> INSTRUCTION
Extract each line of the records below that contains the word "name".
-- -- --
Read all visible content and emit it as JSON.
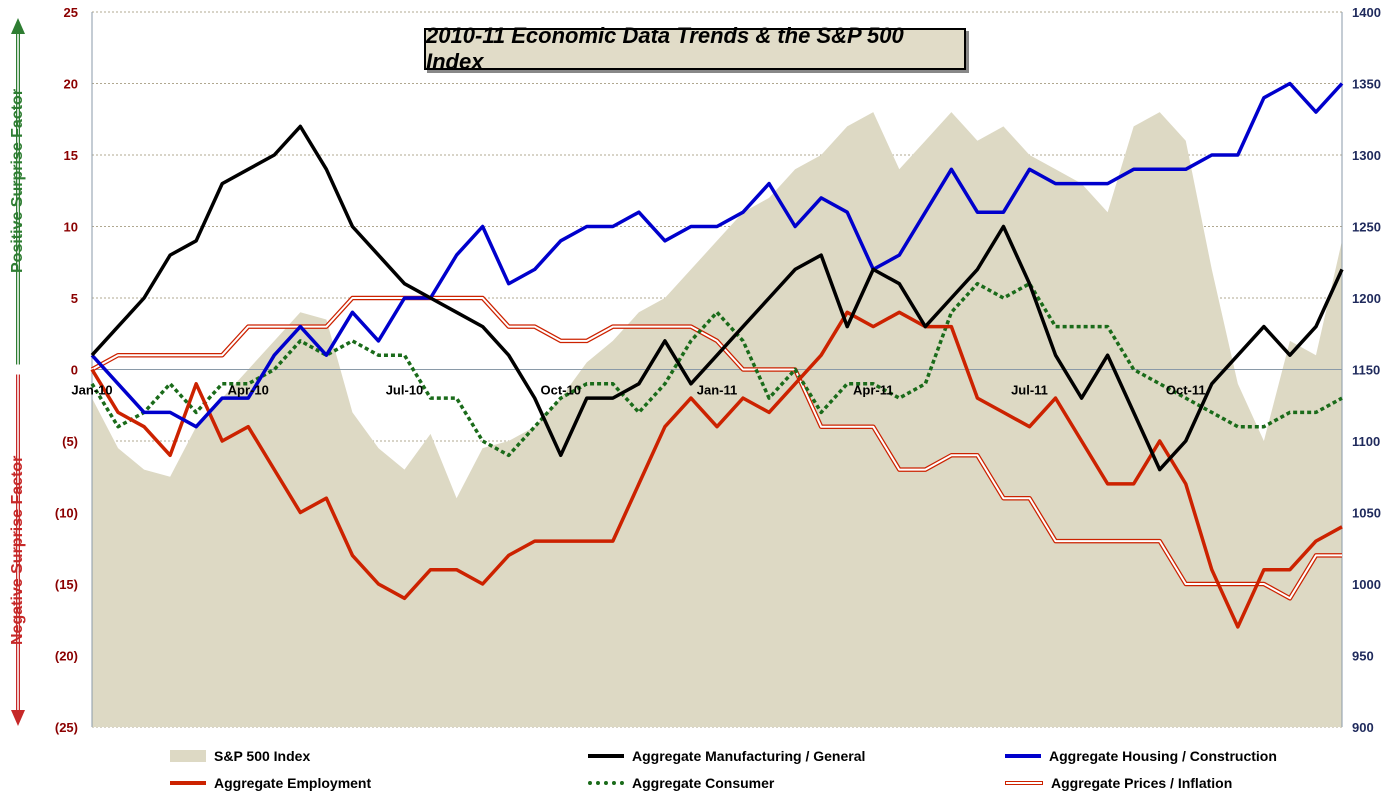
{
  "title": "2010-11 Economic Data Trends & the S&P 500 Index",
  "left_axis_positive_label": "Positive Surprise Factor",
  "left_axis_negative_label": "Negative Surprise Factor",
  "colors": {
    "sp500_fill": "#ddd9c4",
    "manufacturing": "#000000",
    "housing": "#0000cc",
    "employment": "#cc2200",
    "consumer": "#1a6b1a",
    "prices": "#cc2200",
    "positive_axis": "#2e7d32",
    "negative_axis": "#c62828",
    "left_ticks": "#8b0000",
    "right_ticks": "#1f2a5c"
  },
  "chart_data": {
    "type": "line",
    "x_tick_labels": [
      "Jan-10",
      "Apr-10",
      "Jul-10",
      "Oct-10",
      "Jan-11",
      "Apr-11",
      "Jul-11",
      "Oct-11"
    ],
    "y_left_ticks": [
      "25",
      "20",
      "15",
      "10",
      "5",
      "0",
      "(5)",
      "(10)",
      "(15)",
      "(20)",
      "(25)"
    ],
    "y_left_range": [
      -25,
      25
    ],
    "y_right_ticks": [
      "1400",
      "1350",
      "1300",
      "1250",
      "1200",
      "1150",
      "1100",
      "1050",
      "1000",
      "950",
      "900"
    ],
    "y_right_range": [
      900,
      1400
    ],
    "x_range_months": [
      0,
      24
    ],
    "series": [
      {
        "name": "S&P 500 Index",
        "type": "area",
        "axis": "right",
        "x": [
          0,
          0.5,
          1,
          1.5,
          2,
          2.5,
          3,
          3.5,
          4,
          4.5,
          5,
          5.5,
          6,
          6.5,
          7,
          7.5,
          8,
          8.5,
          9,
          9.5,
          10,
          10.5,
          11,
          11.5,
          12,
          12.5,
          13,
          13.5,
          14,
          14.5,
          15,
          15.5,
          16,
          16.5,
          17,
          17.5,
          18,
          18.5,
          19,
          19.5,
          20,
          20.5,
          21,
          21.5,
          22,
          22.5,
          23,
          23.5,
          24
        ],
        "values": [
          1130,
          1095,
          1080,
          1075,
          1110,
          1130,
          1150,
          1170,
          1190,
          1185,
          1120,
          1095,
          1080,
          1105,
          1060,
          1095,
          1100,
          1110,
          1130,
          1155,
          1170,
          1190,
          1200,
          1220,
          1240,
          1260,
          1270,
          1290,
          1300,
          1320,
          1330,
          1290,
          1310,
          1330,
          1310,
          1320,
          1300,
          1290,
          1280,
          1260,
          1320,
          1330,
          1310,
          1220,
          1140,
          1100,
          1170,
          1160,
          1240
        ]
      },
      {
        "name": "Aggregate Manufacturing / General",
        "axis": "left",
        "x": [
          0,
          0.5,
          1,
          1.5,
          2,
          2.5,
          3,
          3.5,
          4,
          4.5,
          5,
          5.5,
          6,
          6.5,
          7,
          7.5,
          8,
          8.5,
          9,
          9.5,
          10,
          10.5,
          11,
          11.5,
          12,
          12.5,
          13,
          13.5,
          14,
          14.5,
          15,
          15.5,
          16,
          16.5,
          17,
          17.5,
          18,
          18.5,
          19,
          19.5,
          20,
          20.5,
          21,
          21.5,
          22,
          22.5,
          23,
          23.5,
          24
        ],
        "values": [
          1,
          3,
          5,
          8,
          9,
          13,
          14,
          15,
          17,
          14,
          10,
          8,
          6,
          5,
          4,
          3,
          1,
          -2,
          -6,
          -2,
          -2,
          -1,
          2,
          -1,
          1,
          3,
          5,
          7,
          8,
          3,
          7,
          6,
          3,
          5,
          7,
          10,
          6,
          1,
          -2,
          1,
          -3,
          -7,
          -5,
          -1,
          1,
          3,
          1,
          3,
          7
        ]
      },
      {
        "name": "Aggregate Housing / Construction",
        "axis": "left",
        "x": [
          0,
          0.5,
          1,
          1.5,
          2,
          2.5,
          3,
          3.5,
          4,
          4.5,
          5,
          5.5,
          6,
          6.5,
          7,
          7.5,
          8,
          8.5,
          9,
          9.5,
          10,
          10.5,
          11,
          11.5,
          12,
          12.5,
          13,
          13.5,
          14,
          14.5,
          15,
          15.5,
          16,
          16.5,
          17,
          17.5,
          18,
          18.5,
          19,
          19.5,
          20,
          20.5,
          21,
          21.5,
          22,
          22.5,
          23,
          23.5,
          24
        ],
        "values": [
          1,
          -1,
          -3,
          -3,
          -4,
          -2,
          -2,
          1,
          3,
          1,
          4,
          2,
          5,
          5,
          8,
          10,
          6,
          7,
          9,
          10,
          10,
          11,
          9,
          10,
          10,
          11,
          13,
          10,
          12,
          11,
          7,
          8,
          11,
          14,
          11,
          11,
          14,
          13,
          13,
          13,
          14,
          14,
          14,
          15,
          15,
          19,
          20,
          18,
          20
        ]
      },
      {
        "name": "Aggregate Employment",
        "axis": "left",
        "x": [
          0,
          0.5,
          1,
          1.5,
          2,
          2.5,
          3,
          3.5,
          4,
          4.5,
          5,
          5.5,
          6,
          6.5,
          7,
          7.5,
          8,
          8.5,
          9,
          9.5,
          10,
          10.5,
          11,
          11.5,
          12,
          12.5,
          13,
          13.5,
          14,
          14.5,
          15,
          15.5,
          16,
          16.5,
          17,
          17.5,
          18,
          18.5,
          19,
          19.5,
          20,
          20.5,
          21,
          21.5,
          22,
          22.5,
          23,
          23.5,
          24
        ],
        "values": [
          0,
          -3,
          -4,
          -6,
          -1,
          -5,
          -4,
          -7,
          -10,
          -9,
          -13,
          -15,
          -16,
          -14,
          -14,
          -15,
          -13,
          -12,
          -12,
          -12,
          -12,
          -8,
          -4,
          -2,
          -4,
          -2,
          -3,
          -1,
          1,
          4,
          3,
          4,
          3,
          3,
          -2,
          -3,
          -4,
          -2,
          -5,
          -8,
          -8,
          -5,
          -8,
          -14,
          -18,
          -14,
          -14,
          -12,
          -11
        ]
      },
      {
        "name": "Aggregate Consumer",
        "axis": "left",
        "x": [
          0,
          0.5,
          1,
          1.5,
          2,
          2.5,
          3,
          3.5,
          4,
          4.5,
          5,
          5.5,
          6,
          6.5,
          7,
          7.5,
          8,
          8.5,
          9,
          9.5,
          10,
          10.5,
          11,
          11.5,
          12,
          12.5,
          13,
          13.5,
          14,
          14.5,
          15,
          15.5,
          16,
          16.5,
          17,
          17.5,
          18,
          18.5,
          19,
          19.5,
          20,
          20.5,
          21,
          21.5,
          22,
          22.5,
          23,
          23.5,
          24
        ],
        "values": [
          -1,
          -4,
          -3,
          -1,
          -3,
          -1,
          -1,
          0,
          2,
          1,
          2,
          1,
          1,
          -2,
          -2,
          -5,
          -6,
          -4,
          -2,
          -1,
          -1,
          -3,
          -1,
          2,
          4,
          2,
          -2,
          0,
          -3,
          -1,
          -1,
          -2,
          -1,
          4,
          6,
          5,
          6,
          3,
          3,
          3,
          0,
          -1,
          -2,
          -3,
          -4,
          -4,
          -3,
          -3,
          -2
        ]
      },
      {
        "name": "Aggregate Prices / Inflation",
        "axis": "left",
        "x": [
          0,
          0.5,
          1,
          1.5,
          2,
          2.5,
          3,
          3.5,
          4,
          4.5,
          5,
          5.5,
          6,
          6.5,
          7,
          7.5,
          8,
          8.5,
          9,
          9.5,
          10,
          10.5,
          11,
          11.5,
          12,
          12.5,
          13,
          13.5,
          14,
          14.5,
          15,
          15.5,
          16,
          16.5,
          17,
          17.5,
          18,
          18.5,
          19,
          19.5,
          20,
          20.5,
          21,
          21.5,
          22,
          22.5,
          23,
          23.5,
          24
        ],
        "values": [
          0,
          1,
          1,
          1,
          1,
          1,
          3,
          3,
          3,
          3,
          5,
          5,
          5,
          5,
          5,
          5,
          3,
          3,
          2,
          2,
          3,
          3,
          3,
          3,
          2,
          0,
          0,
          0,
          -4,
          -4,
          -4,
          -7,
          -7,
          -6,
          -6,
          -9,
          -9,
          -12,
          -12,
          -12,
          -12,
          -12,
          -15,
          -15,
          -15,
          -15,
          -16,
          -13,
          -13
        ]
      }
    ],
    "legend_position": "bottom"
  },
  "legend": [
    {
      "label": "S&P 500 Index",
      "style": "area"
    },
    {
      "label": "Aggregate Manufacturing / General",
      "style": "manufacturing"
    },
    {
      "label": "Aggregate Housing / Construction",
      "style": "housing"
    },
    {
      "label": "Aggregate Employment",
      "style": "employment"
    },
    {
      "label": "Aggregate Consumer",
      "style": "consumer"
    },
    {
      "label": "Aggregate Prices / Inflation",
      "style": "prices"
    }
  ]
}
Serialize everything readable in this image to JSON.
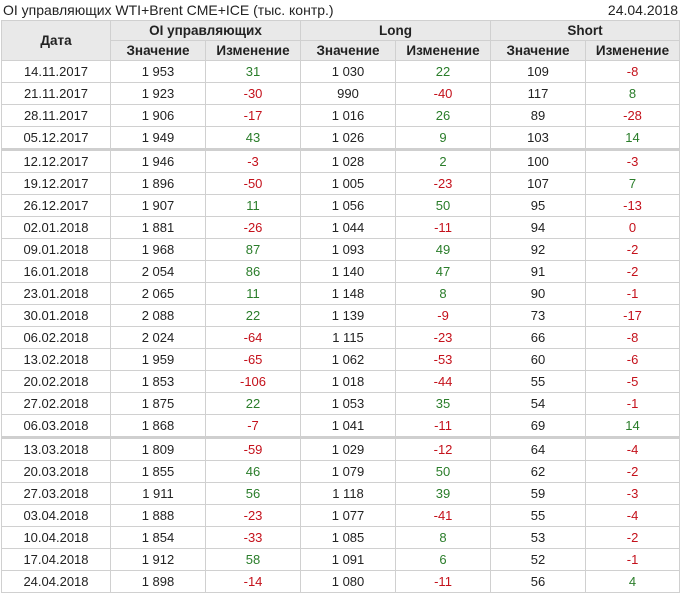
{
  "title": "OI управляющих WTI+Brent CME+ICE (тыс. контр.)",
  "date": "24.04.2018",
  "headers": {
    "date": "Дата",
    "oi": "OI управляющих",
    "long": "Long",
    "short": "Short",
    "value": "Значение",
    "change": "Изменение"
  },
  "colors": {
    "positive": "#2a7d2a",
    "negative": "#c4111b"
  },
  "separator_after": [
    "05.12.2017",
    "06.03.2018"
  ],
  "rows": [
    [
      "14.11.2017",
      "1 953",
      "31",
      "1 030",
      "22",
      "109",
      "-8"
    ],
    [
      "21.11.2017",
      "1 923",
      "-30",
      "990",
      "-40",
      "117",
      "8"
    ],
    [
      "28.11.2017",
      "1 906",
      "-17",
      "1 016",
      "26",
      "89",
      "-28"
    ],
    [
      "05.12.2017",
      "1 949",
      "43",
      "1 026",
      "9",
      "103",
      "14"
    ],
    [
      "12.12.2017",
      "1 946",
      "-3",
      "1 028",
      "2",
      "100",
      "-3"
    ],
    [
      "19.12.2017",
      "1 896",
      "-50",
      "1 005",
      "-23",
      "107",
      "7"
    ],
    [
      "26.12.2017",
      "1 907",
      "11",
      "1 056",
      "50",
      "95",
      "-13"
    ],
    [
      "02.01.2018",
      "1 881",
      "-26",
      "1 044",
      "-11",
      "94",
      "0"
    ],
    [
      "09.01.2018",
      "1 968",
      "87",
      "1 093",
      "49",
      "92",
      "-2"
    ],
    [
      "16.01.2018",
      "2 054",
      "86",
      "1 140",
      "47",
      "91",
      "-2"
    ],
    [
      "23.01.2018",
      "2 065",
      "11",
      "1 148",
      "8",
      "90",
      "-1"
    ],
    [
      "30.01.2018",
      "2 088",
      "22",
      "1 139",
      "-9",
      "73",
      "-17"
    ],
    [
      "06.02.2018",
      "2 024",
      "-64",
      "1 115",
      "-23",
      "66",
      "-8"
    ],
    [
      "13.02.2018",
      "1 959",
      "-65",
      "1 062",
      "-53",
      "60",
      "-6"
    ],
    [
      "20.02.2018",
      "1 853",
      "-106",
      "1 018",
      "-44",
      "55",
      "-5"
    ],
    [
      "27.02.2018",
      "1 875",
      "22",
      "1 053",
      "35",
      "54",
      "-1"
    ],
    [
      "06.03.2018",
      "1 868",
      "-7",
      "1 041",
      "-11",
      "69",
      "14"
    ],
    [
      "13.03.2018",
      "1 809",
      "-59",
      "1 029",
      "-12",
      "64",
      "-4"
    ],
    [
      "20.03.2018",
      "1 855",
      "46",
      "1 079",
      "50",
      "62",
      "-2"
    ],
    [
      "27.03.2018",
      "1 911",
      "56",
      "1 118",
      "39",
      "59",
      "-3"
    ],
    [
      "03.04.2018",
      "1 888",
      "-23",
      "1 077",
      "-41",
      "55",
      "-4"
    ],
    [
      "10.04.2018",
      "1 854",
      "-33",
      "1 085",
      "8",
      "53",
      "-2"
    ],
    [
      "17.04.2018",
      "1 912",
      "58",
      "1 091",
      "6",
      "52",
      "-1"
    ],
    [
      "24.04.2018",
      "1 898",
      "-14",
      "1 080",
      "-11",
      "56",
      "4"
    ]
  ]
}
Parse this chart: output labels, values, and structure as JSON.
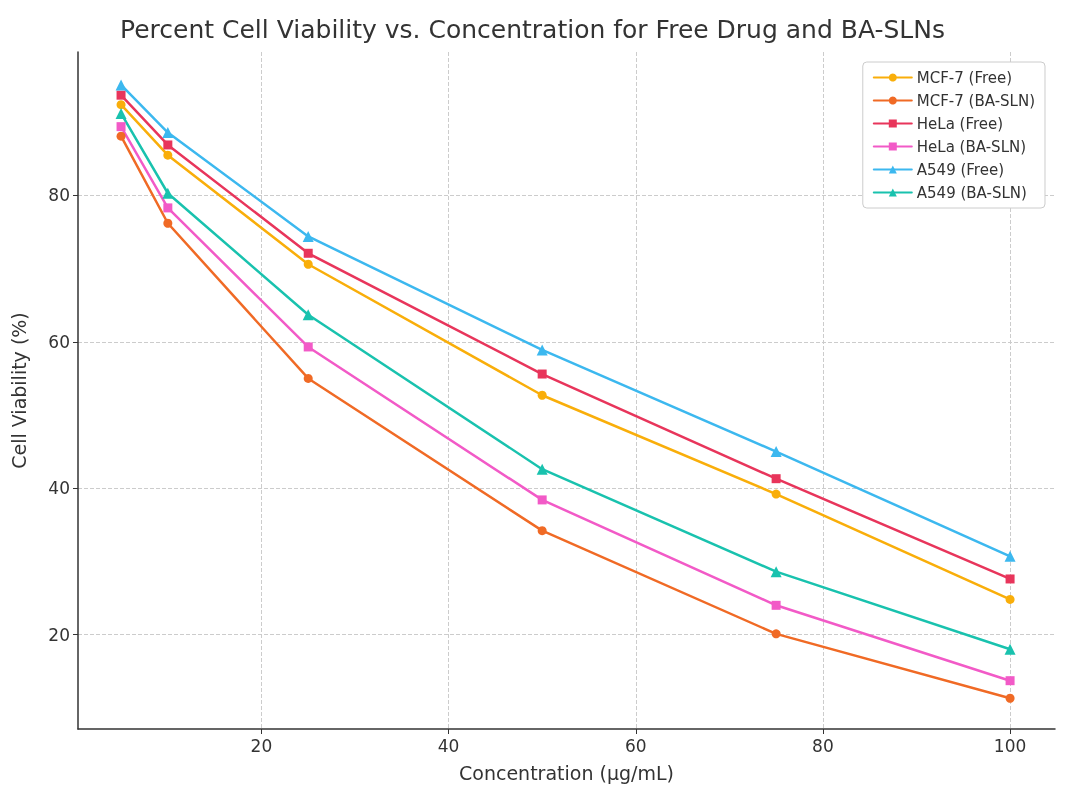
{
  "chart_data": {
    "type": "line",
    "title": "Percent Cell Viability vs. Concentration for Free Drug and BA-SLNs",
    "xlabel": "Concentration (µg/mL)",
    "ylabel": "Cell Viability (%)",
    "x": [
      5,
      10,
      25,
      50,
      75,
      100
    ],
    "series": [
      {
        "name": "MCF-7 (Free)",
        "color": "#f9ae0a",
        "marker": "circle",
        "values": [
          92.4,
          85.5,
          70.6,
          52.7,
          39.2,
          24.8
        ]
      },
      {
        "name": "MCF-7 (BA-SLN)",
        "color": "#f06a25",
        "marker": "circle",
        "values": [
          88.1,
          76.2,
          55.0,
          34.2,
          20.1,
          11.3
        ]
      },
      {
        "name": "HeLa (Free)",
        "color": "#e8355b",
        "marker": "square",
        "values": [
          93.7,
          86.9,
          72.1,
          55.6,
          41.3,
          27.6
        ]
      },
      {
        "name": "HeLa (BA-SLN)",
        "color": "#f25ac7",
        "marker": "square",
        "values": [
          89.4,
          78.3,
          59.3,
          38.4,
          24.0,
          13.7
        ]
      },
      {
        "name": "A549 (Free)",
        "color": "#3cb8ef",
        "marker": "triangle",
        "values": [
          95.1,
          88.6,
          74.4,
          58.9,
          45.0,
          30.7
        ]
      },
      {
        "name": "A549 (BA-SLN)",
        "color": "#19c2ae",
        "marker": "triangle",
        "values": [
          91.2,
          80.3,
          63.7,
          42.6,
          28.6,
          18.0
        ]
      }
    ],
    "xlim": [
      0.4,
      104.8
    ],
    "ylim": [
      7.1,
      99.6
    ],
    "xticks": [
      20,
      40,
      60,
      80,
      100
    ],
    "yticks": [
      20,
      40,
      60,
      80
    ],
    "grid": true,
    "legend": "top right",
    "line_style": "solid"
  }
}
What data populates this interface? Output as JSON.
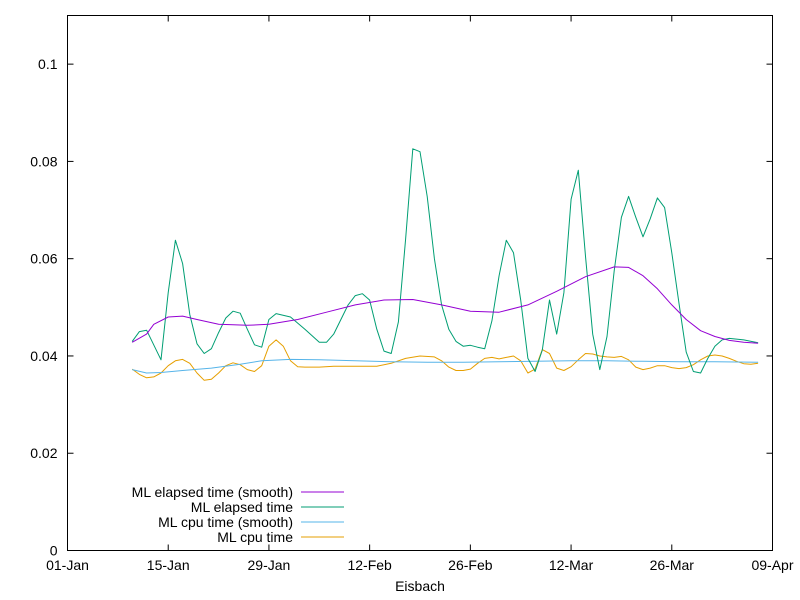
-- -- --
> OUTPUT BELOW
        "name": "S&P 500 Index",
        "name": "Aggregate Manufacturing / General",
        "name": "Aggregate Housing / Construction",
        "name": "Aggregate Employment",
        "name": "Aggregate Consumer",
        "name": "Aggregate Prices / Inflation",
        "name": "MCF-7 (Free)",
        "name": "MCF-7 (BA-SLN)",
        "name": "HeLa (Free)",
        "name": "HeLa (BA-SLN)",
        "name": "A549 (Free)",
        "name": "A549 (BA-SLN)",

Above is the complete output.